*Records provided:*
+---+
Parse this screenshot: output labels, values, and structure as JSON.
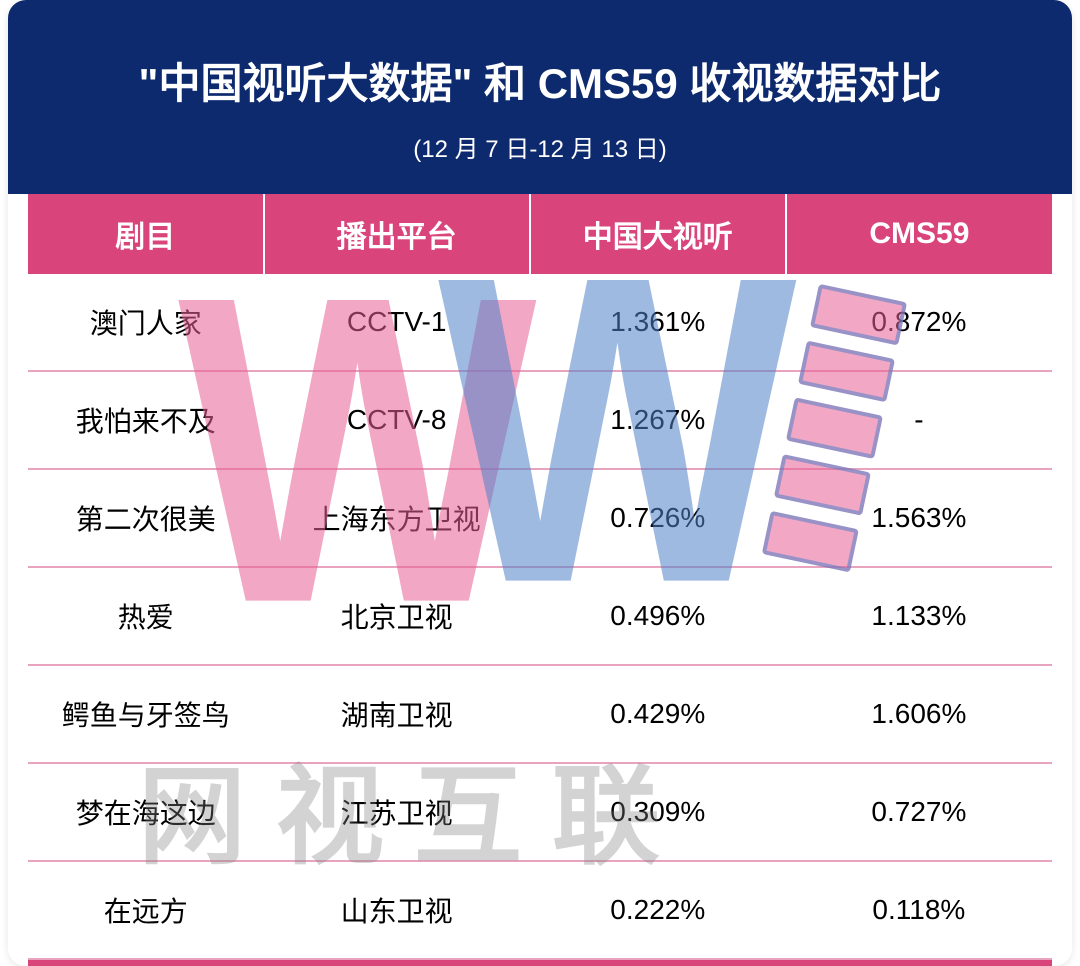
{
  "header": {
    "title": "\"中国视听大数据\" 和 CMS59 收视数据对比",
    "subtitle": "(12 月 7 日-12 月 13 日)"
  },
  "colors": {
    "header_bg": "#0d2a6e",
    "pink": "#d9447b",
    "row_border": "#e8a3bf",
    "text": "#000000",
    "title_text": "#ffffff",
    "wm_gray": "rgba(128,128,128,0.35)",
    "wm_pink": "rgba(232, 95, 150, 0.55)",
    "wm_blue": "rgba(80, 130, 200, 0.55)"
  },
  "table": {
    "columns": [
      "剧目",
      "播出平台",
      "中国大视听",
      "CMS59"
    ],
    "rows": [
      [
        "澳门人家",
        "CCTV-1",
        "1.361%",
        "0.872%"
      ],
      [
        "我怕来不及",
        "CCTV-8",
        "1.267%",
        "-"
      ],
      [
        "第二次很美",
        "上海东方卫视",
        "0.726%",
        "1.563%"
      ],
      [
        "热爱",
        "北京卫视",
        "0.496%",
        "1.133%"
      ],
      [
        "鳄鱼与牙签鸟",
        "湖南卫视",
        "0.429%",
        "1.606%"
      ],
      [
        "梦在海这边",
        "江苏卫视",
        "0.309%",
        "0.727%"
      ],
      [
        "在远方",
        "山东卫视",
        "0.222%",
        "0.118%"
      ]
    ]
  },
  "watermark": {
    "text": "网视互联",
    "letter": "W"
  }
}
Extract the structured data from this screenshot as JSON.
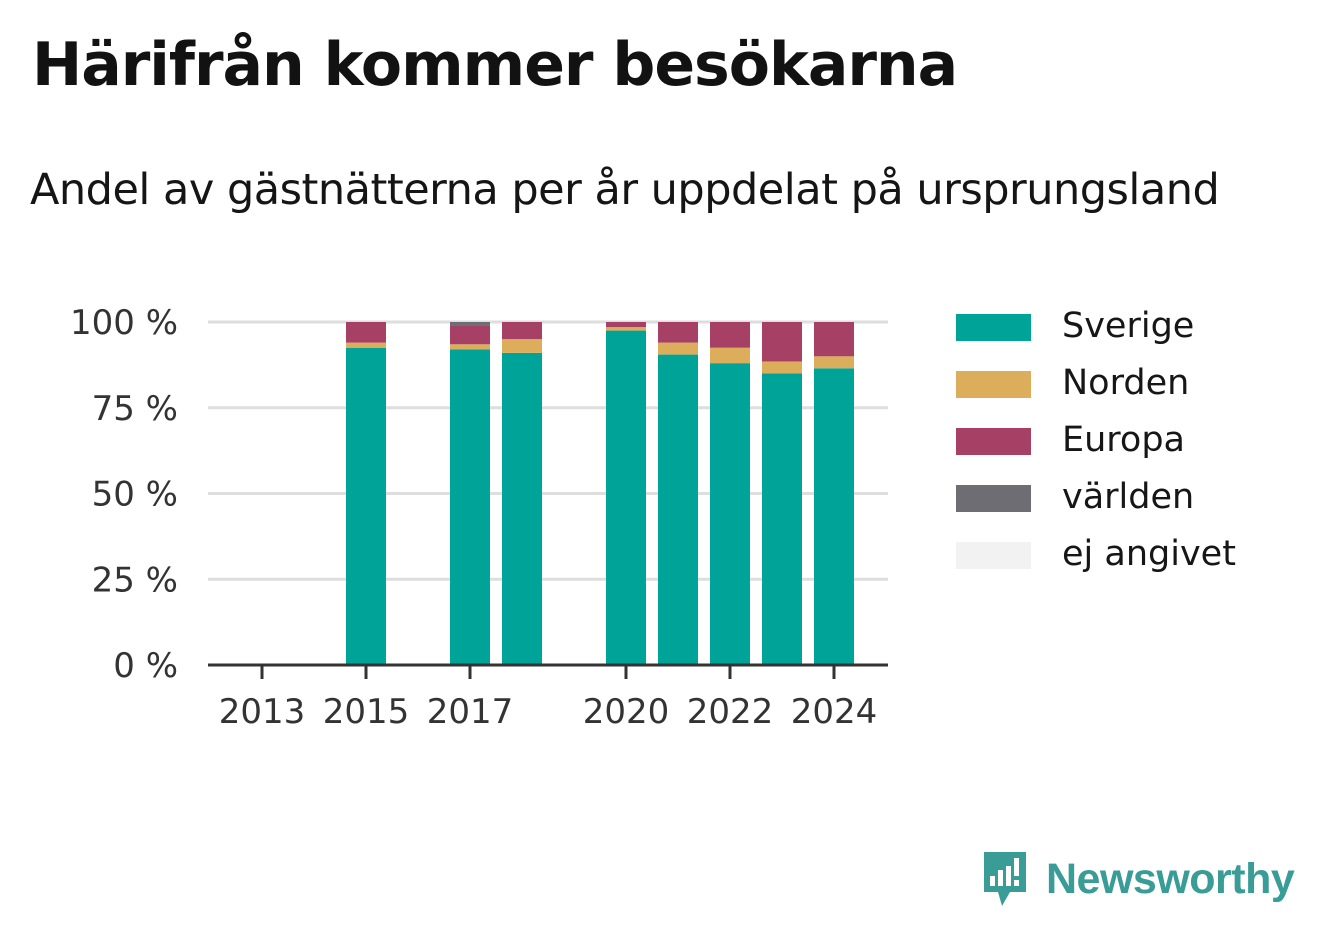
{
  "chart_data": {
    "type": "bar",
    "stacked": true,
    "title": "Härifrån kommer besökarna",
    "subtitle": "Andel av gästnätterna per år uppdelat på ursprungsland",
    "x": [
      2013,
      2014,
      2015,
      2016,
      2017,
      2018,
      2019,
      2020,
      2021,
      2022,
      2023,
      2024
    ],
    "x_ticks": [
      "2013",
      "2015",
      "2017",
      "2020",
      "2022",
      "2024"
    ],
    "y_ticks": [
      "0 %",
      "25 %",
      "50 %",
      "75 %",
      "100 %"
    ],
    "ylim": [
      0,
      100
    ],
    "grid": true,
    "legend_position": "right",
    "series": [
      {
        "name": "Sverige",
        "color": "#00a398",
        "values": [
          null,
          null,
          92.5,
          null,
          92,
          91,
          null,
          97.5,
          90.5,
          88,
          85,
          86.5
        ]
      },
      {
        "name": "Norden",
        "color": "#dcae5c",
        "values": [
          null,
          null,
          1.5,
          null,
          1.5,
          4,
          null,
          1,
          3.5,
          4.5,
          3.5,
          3.5
        ]
      },
      {
        "name": "Europa",
        "color": "#a64065",
        "values": [
          null,
          null,
          6,
          null,
          5.5,
          5,
          null,
          1.5,
          6,
          7.5,
          11.5,
          10
        ]
      },
      {
        "name": "världen",
        "color": "#6e6d73",
        "values": [
          null,
          null,
          0,
          null,
          1,
          0,
          null,
          0,
          0,
          0,
          0,
          0
        ]
      },
      {
        "name": "ej angivet",
        "color": "#f2f2f2",
        "values": [
          null,
          null,
          0,
          null,
          0,
          0,
          null,
          0,
          0,
          0,
          0,
          0
        ]
      }
    ]
  },
  "brand": {
    "name": "Newsworthy",
    "color": "#3a9c97"
  }
}
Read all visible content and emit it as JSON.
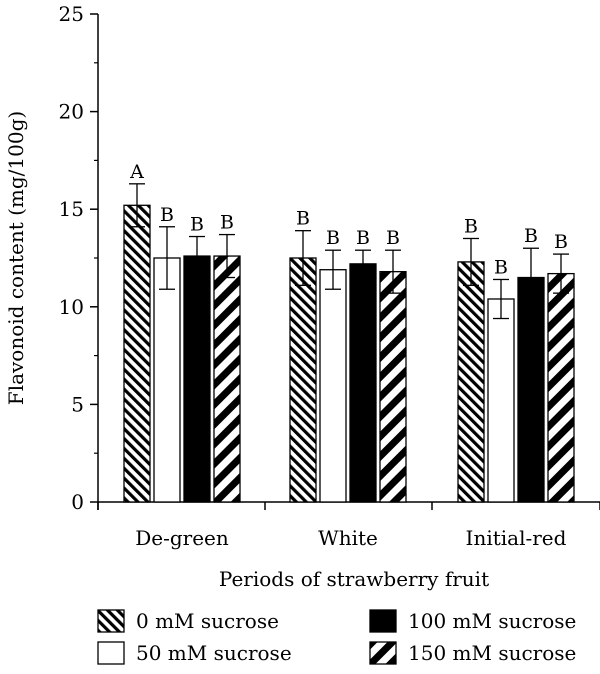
{
  "chart_data": {
    "type": "bar",
    "xlabel": "Periods of strawberry fruit",
    "ylabel": "Flavonoid content (mg/100g)",
    "ylim": [
      0,
      25
    ],
    "yticks": [
      0,
      5,
      10,
      15,
      20,
      25
    ],
    "categories": [
      "De-green",
      "White",
      "Initial-red"
    ],
    "legend_position": "bottom",
    "series": [
      {
        "name": "0 mM sucrose",
        "pattern": "fine-diagonal-hatch",
        "values": [
          15.2,
          12.5,
          12.3
        ],
        "errors": [
          1.1,
          1.4,
          1.2
        ],
        "letters": [
          "A",
          "B",
          "B"
        ]
      },
      {
        "name": "50 mM sucrose",
        "pattern": "white",
        "values": [
          12.5,
          11.9,
          10.4
        ],
        "errors": [
          1.6,
          1.0,
          1.0
        ],
        "letters": [
          "B",
          "B",
          "B"
        ]
      },
      {
        "name": "100 mM sucrose",
        "pattern": "solid-black",
        "values": [
          12.6,
          12.2,
          11.5
        ],
        "errors": [
          1.0,
          0.7,
          1.5
        ],
        "letters": [
          "B",
          "B",
          "B"
        ]
      },
      {
        "name": "150 mM sucrose",
        "pattern": "coarse-diagonal-stripes",
        "values": [
          12.6,
          11.8,
          11.7
        ],
        "errors": [
          1.1,
          1.1,
          1.0
        ],
        "letters": [
          "B",
          "B",
          "B"
        ]
      }
    ]
  }
}
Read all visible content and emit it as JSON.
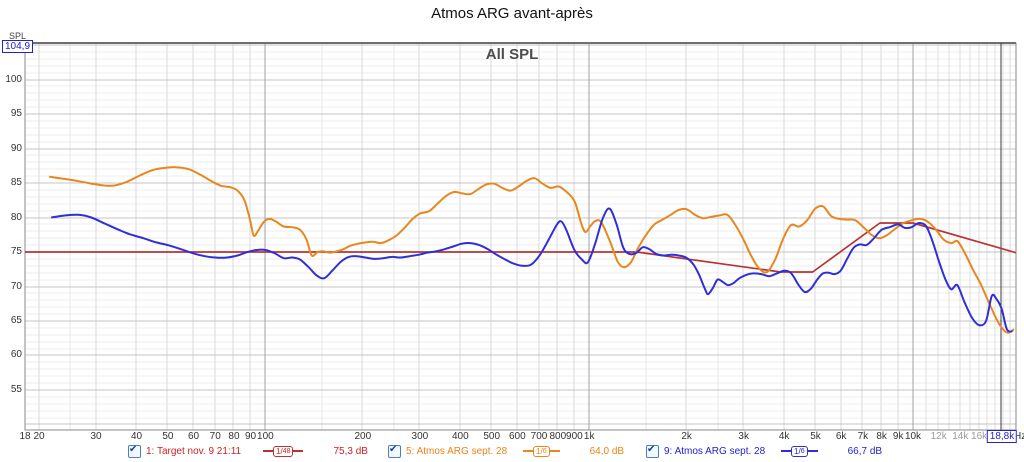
{
  "window_title": "Atmos ARG avant-après",
  "chart": {
    "title": "All SPL",
    "y_axis_label": "SPL",
    "x_axis_unit": "Hz",
    "cursor_readout_y": "104,9",
    "cursor_readout_x": "18,8k",
    "accent_blue": "#2222cc"
  },
  "legend": [
    {
      "label": "1: Target nov. 9 21:11",
      "checked": true,
      "smoothing_num": "1",
      "smoothing_den": "48",
      "value": "75,3 dB",
      "color": "#b73333",
      "text_color": "#cc2222"
    },
    {
      "label": "5: Atmos ARG sept. 28",
      "checked": true,
      "smoothing_num": "1",
      "smoothing_den": "6",
      "value": "64,0 dB",
      "color": "#e8871e",
      "text_color": "#e8831c"
    },
    {
      "label": "9: Atmos ARG sept. 28",
      "checked": true,
      "smoothing_num": "1",
      "smoothing_den": "6",
      "value": "66,7 dB",
      "color": "#2f2fd8",
      "text_color": "#2222cc"
    }
  ],
  "chart_data": {
    "type": "line",
    "x_scale": "log",
    "xlabel_unit": "Hz",
    "ylabel": "SPL",
    "xlim": [
      18.1,
      20800
    ],
    "ylim": [
      49.2,
      105.3
    ],
    "grid": {
      "y_minor_step": 1,
      "y_major_step": 5
    },
    "y_ticks": [
      100,
      95,
      90,
      85,
      80,
      75,
      70,
      65,
      60,
      55
    ],
    "x_ticks": [
      {
        "label": "18",
        "f": 18.1
      },
      {
        "label": "20",
        "f": 20
      },
      {
        "label": "30",
        "f": 30
      },
      {
        "label": "40",
        "f": 40
      },
      {
        "label": "50",
        "f": 50
      },
      {
        "label": "60",
        "f": 60
      },
      {
        "label": "70",
        "f": 70
      },
      {
        "label": "80",
        "f": 80
      },
      {
        "label": "90",
        "f": 90
      },
      {
        "label": "100",
        "f": 100
      },
      {
        "label": "200",
        "f": 200
      },
      {
        "label": "300",
        "f": 300
      },
      {
        "label": "400",
        "f": 400
      },
      {
        "label": "500",
        "f": 500
      },
      {
        "label": "600",
        "f": 600
      },
      {
        "label": "700",
        "f": 700
      },
      {
        "label": "800",
        "f": 800
      },
      {
        "label": "900",
        "f": 900
      },
      {
        "label": "1k",
        "f": 1000
      },
      {
        "label": "2k",
        "f": 2000
      },
      {
        "label": "3k",
        "f": 3000
      },
      {
        "label": "4k",
        "f": 4000
      },
      {
        "label": "5k",
        "f": 5000
      },
      {
        "label": "6k",
        "f": 6000
      },
      {
        "label": "7k",
        "f": 7000
      },
      {
        "label": "8k",
        "f": 8000
      },
      {
        "label": "9k",
        "f": 9000
      },
      {
        "label": "10k",
        "f": 10000
      },
      {
        "label": "12k",
        "f": 12000,
        "muted": true
      },
      {
        "label": "14k",
        "f": 14000,
        "muted": true
      },
      {
        "label": "16k",
        "f": 16000,
        "muted": true
      }
    ],
    "cursor": {
      "f": 18800,
      "spl": 104.9
    },
    "series": [
      {
        "name": "1: Target nov. 9 21:11",
        "color": "#b73333",
        "width": 1.7,
        "smooth": false,
        "points": [
          [
            18.1,
            75.0
          ],
          [
            1400,
            75.0
          ],
          [
            3900,
            72.1
          ],
          [
            4900,
            72.1
          ],
          [
            7900,
            79.2
          ],
          [
            10000,
            79.2
          ],
          [
            20800,
            74.9
          ]
        ]
      },
      {
        "name": "5: Atmos ARG sept. 28",
        "color": "#e8871e",
        "width": 2,
        "smooth": true,
        "points": [
          [
            21.5,
            85.9
          ],
          [
            24,
            85.6
          ],
          [
            27,
            85.2
          ],
          [
            30,
            84.8
          ],
          [
            33.5,
            84.6
          ],
          [
            37,
            85.1
          ],
          [
            41,
            86.1
          ],
          [
            45,
            86.9
          ],
          [
            49,
            87.2
          ],
          [
            53,
            87.3
          ],
          [
            58,
            87.0
          ],
          [
            63,
            86.2
          ],
          [
            68,
            85.3
          ],
          [
            73,
            84.6
          ],
          [
            78,
            84.4
          ],
          [
            82,
            83.9
          ],
          [
            86,
            82.6
          ],
          [
            89.5,
            79.8
          ],
          [
            92,
            77.4
          ],
          [
            95,
            78.1
          ],
          [
            99,
            79.4
          ],
          [
            103,
            79.8
          ],
          [
            108,
            79.4
          ],
          [
            114,
            78.7
          ],
          [
            121,
            78.6
          ],
          [
            128,
            78.2
          ],
          [
            134,
            76.8
          ],
          [
            139,
            74.5
          ],
          [
            145,
            75.0
          ],
          [
            151,
            75.1
          ],
          [
            158,
            74.9
          ],
          [
            166,
            75.1
          ],
          [
            174,
            75.4
          ],
          [
            183,
            75.9
          ],
          [
            193,
            76.2
          ],
          [
            204,
            76.4
          ],
          [
            215,
            76.5
          ],
          [
            227,
            76.3
          ],
          [
            240,
            76.7
          ],
          [
            254,
            77.4
          ],
          [
            269,
            78.5
          ],
          [
            285,
            79.8
          ],
          [
            301,
            80.6
          ],
          [
            320,
            80.9
          ],
          [
            340,
            82.0
          ],
          [
            361,
            83.1
          ],
          [
            382,
            83.7
          ],
          [
            405,
            83.5
          ],
          [
            429,
            83.4
          ],
          [
            454,
            84.1
          ],
          [
            481,
            84.8
          ],
          [
            509,
            84.9
          ],
          [
            539,
            84.3
          ],
          [
            571,
            83.9
          ],
          [
            605,
            84.5
          ],
          [
            640,
            85.3
          ],
          [
            678,
            85.7
          ],
          [
            718,
            84.9
          ],
          [
            760,
            84.3
          ],
          [
            805,
            84.5
          ],
          [
            852,
            83.7
          ],
          [
            902,
            82.3
          ],
          [
            947,
            79.0
          ],
          [
            975,
            77.9
          ],
          [
            1010,
            78.8
          ],
          [
            1045,
            79.5
          ],
          [
            1090,
            79.3
          ],
          [
            1160,
            76.5
          ],
          [
            1225,
            73.6
          ],
          [
            1280,
            72.8
          ],
          [
            1345,
            73.5
          ],
          [
            1420,
            75.7
          ],
          [
            1505,
            77.6
          ],
          [
            1590,
            79.0
          ],
          [
            1685,
            79.7
          ],
          [
            1785,
            80.4
          ],
          [
            1890,
            81.1
          ],
          [
            2000,
            81.2
          ],
          [
            2120,
            80.4
          ],
          [
            2245,
            79.9
          ],
          [
            2380,
            80.1
          ],
          [
            2520,
            80.3
          ],
          [
            2670,
            80.4
          ],
          [
            2820,
            79.0
          ],
          [
            2990,
            76.9
          ],
          [
            3160,
            74.5
          ],
          [
            3350,
            72.6
          ],
          [
            3540,
            72.1
          ],
          [
            3750,
            73.9
          ],
          [
            3970,
            76.9
          ],
          [
            4200,
            78.9
          ],
          [
            4450,
            78.7
          ],
          [
            4710,
            79.6
          ],
          [
            4990,
            81.3
          ],
          [
            5280,
            81.6
          ],
          [
            5590,
            80.2
          ],
          [
            5920,
            79.8
          ],
          [
            6270,
            79.7
          ],
          [
            6640,
            79.6
          ],
          [
            7030,
            78.6
          ],
          [
            7440,
            77.5
          ],
          [
            7880,
            77.0
          ],
          [
            8340,
            77.5
          ],
          [
            8830,
            78.4
          ],
          [
            9350,
            79.2
          ],
          [
            9900,
            79.6
          ],
          [
            10480,
            79.8
          ],
          [
            11100,
            79.4
          ],
          [
            11750,
            78.3
          ],
          [
            12440,
            76.8
          ],
          [
            13170,
            76.3
          ],
          [
            13700,
            76.6
          ],
          [
            14400,
            75.0
          ],
          [
            15300,
            72.5
          ],
          [
            16200,
            70.3
          ],
          [
            17100,
            67.8
          ],
          [
            18100,
            65.3
          ],
          [
            18800,
            64.0
          ],
          [
            19600,
            63.3
          ],
          [
            20500,
            63.8
          ]
        ]
      },
      {
        "name": "9: Atmos ARG sept. 28",
        "color": "#2f2fd8",
        "width": 2,
        "smooth": true,
        "points": [
          [
            21.8,
            80.0
          ],
          [
            24,
            80.3
          ],
          [
            26.5,
            80.4
          ],
          [
            29,
            80.0
          ],
          [
            32,
            79.1
          ],
          [
            35,
            78.3
          ],
          [
            38,
            77.6
          ],
          [
            42,
            77.0
          ],
          [
            46,
            76.4
          ],
          [
            50,
            76.0
          ],
          [
            55,
            75.4
          ],
          [
            60,
            74.8
          ],
          [
            65,
            74.4
          ],
          [
            70,
            74.2
          ],
          [
            76,
            74.2
          ],
          [
            82,
            74.5
          ],
          [
            88,
            75.0
          ],
          [
            94,
            75.3
          ],
          [
            100,
            75.3
          ],
          [
            107,
            74.8
          ],
          [
            114,
            74.1
          ],
          [
            121,
            74.2
          ],
          [
            128,
            73.9
          ],
          [
            136,
            72.8
          ],
          [
            144,
            71.6
          ],
          [
            152,
            71.2
          ],
          [
            161,
            72.3
          ],
          [
            171,
            73.6
          ],
          [
            181,
            74.3
          ],
          [
            192,
            74.4
          ],
          [
            204,
            74.2
          ],
          [
            217,
            74.0
          ],
          [
            231,
            74.1
          ],
          [
            246,
            74.3
          ],
          [
            262,
            74.2
          ],
          [
            279,
            74.4
          ],
          [
            297,
            74.6
          ],
          [
            316,
            74.9
          ],
          [
            336,
            75.1
          ],
          [
            357,
            75.4
          ],
          [
            380,
            75.8
          ],
          [
            404,
            76.2
          ],
          [
            430,
            76.3
          ],
          [
            458,
            76.0
          ],
          [
            487,
            75.4
          ],
          [
            518,
            74.6
          ],
          [
            551,
            73.9
          ],
          [
            586,
            73.3
          ],
          [
            623,
            73.0
          ],
          [
            663,
            73.2
          ],
          [
            705,
            74.6
          ],
          [
            750,
            76.8
          ],
          [
            798,
            79.1
          ],
          [
            822,
            79.4
          ],
          [
            850,
            78.2
          ],
          [
            900,
            75.3
          ],
          [
            950,
            73.9
          ],
          [
            990,
            73.5
          ],
          [
            1040,
            76.0
          ],
          [
            1100,
            79.8
          ],
          [
            1155,
            81.3
          ],
          [
            1215,
            79.0
          ],
          [
            1275,
            75.6
          ],
          [
            1335,
            74.7
          ],
          [
            1400,
            74.9
          ],
          [
            1465,
            75.7
          ],
          [
            1535,
            75.4
          ],
          [
            1615,
            74.7
          ],
          [
            1700,
            74.5
          ],
          [
            1790,
            74.6
          ],
          [
            1890,
            74.5
          ],
          [
            1990,
            74.2
          ],
          [
            2090,
            73.3
          ],
          [
            2180,
            71.8
          ],
          [
            2280,
            69.6
          ],
          [
            2330,
            68.9
          ],
          [
            2410,
            69.8
          ],
          [
            2490,
            71.0
          ],
          [
            2580,
            70.7
          ],
          [
            2680,
            70.2
          ],
          [
            2790,
            70.5
          ],
          [
            2910,
            71.2
          ],
          [
            3060,
            71.7
          ],
          [
            3210,
            71.9
          ],
          [
            3400,
            71.8
          ],
          [
            3600,
            71.5
          ],
          [
            3800,
            71.9
          ],
          [
            4010,
            72.3
          ],
          [
            4210,
            71.9
          ],
          [
            4420,
            70.3
          ],
          [
            4630,
            69.2
          ],
          [
            4840,
            69.7
          ],
          [
            5060,
            71.0
          ],
          [
            5270,
            71.9
          ],
          [
            5490,
            72.0
          ],
          [
            5720,
            71.8
          ],
          [
            5980,
            72.3
          ],
          [
            6260,
            74.0
          ],
          [
            6550,
            75.6
          ],
          [
            6860,
            76.1
          ],
          [
            7180,
            76.0
          ],
          [
            7540,
            76.9
          ],
          [
            7990,
            78.2
          ],
          [
            8480,
            78.6
          ],
          [
            8990,
            79.0
          ],
          [
            9430,
            78.5
          ],
          [
            9900,
            78.6
          ],
          [
            10420,
            79.2
          ],
          [
            10950,
            78.8
          ],
          [
            11440,
            76.8
          ],
          [
            12000,
            73.8
          ],
          [
            12600,
            71.0
          ],
          [
            13130,
            69.6
          ],
          [
            13700,
            70.2
          ],
          [
            14400,
            67.8
          ],
          [
            15200,
            65.5
          ],
          [
            16000,
            64.4
          ],
          [
            16800,
            65.0
          ],
          [
            17500,
            68.6
          ],
          [
            18100,
            68.2
          ],
          [
            18800,
            66.7
          ],
          [
            19500,
            63.8
          ],
          [
            20300,
            63.5
          ]
        ]
      }
    ]
  }
}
+---+
*The task:* State the count of lines with the word "Target" in them, and write nothing else.

*The completed task:* 2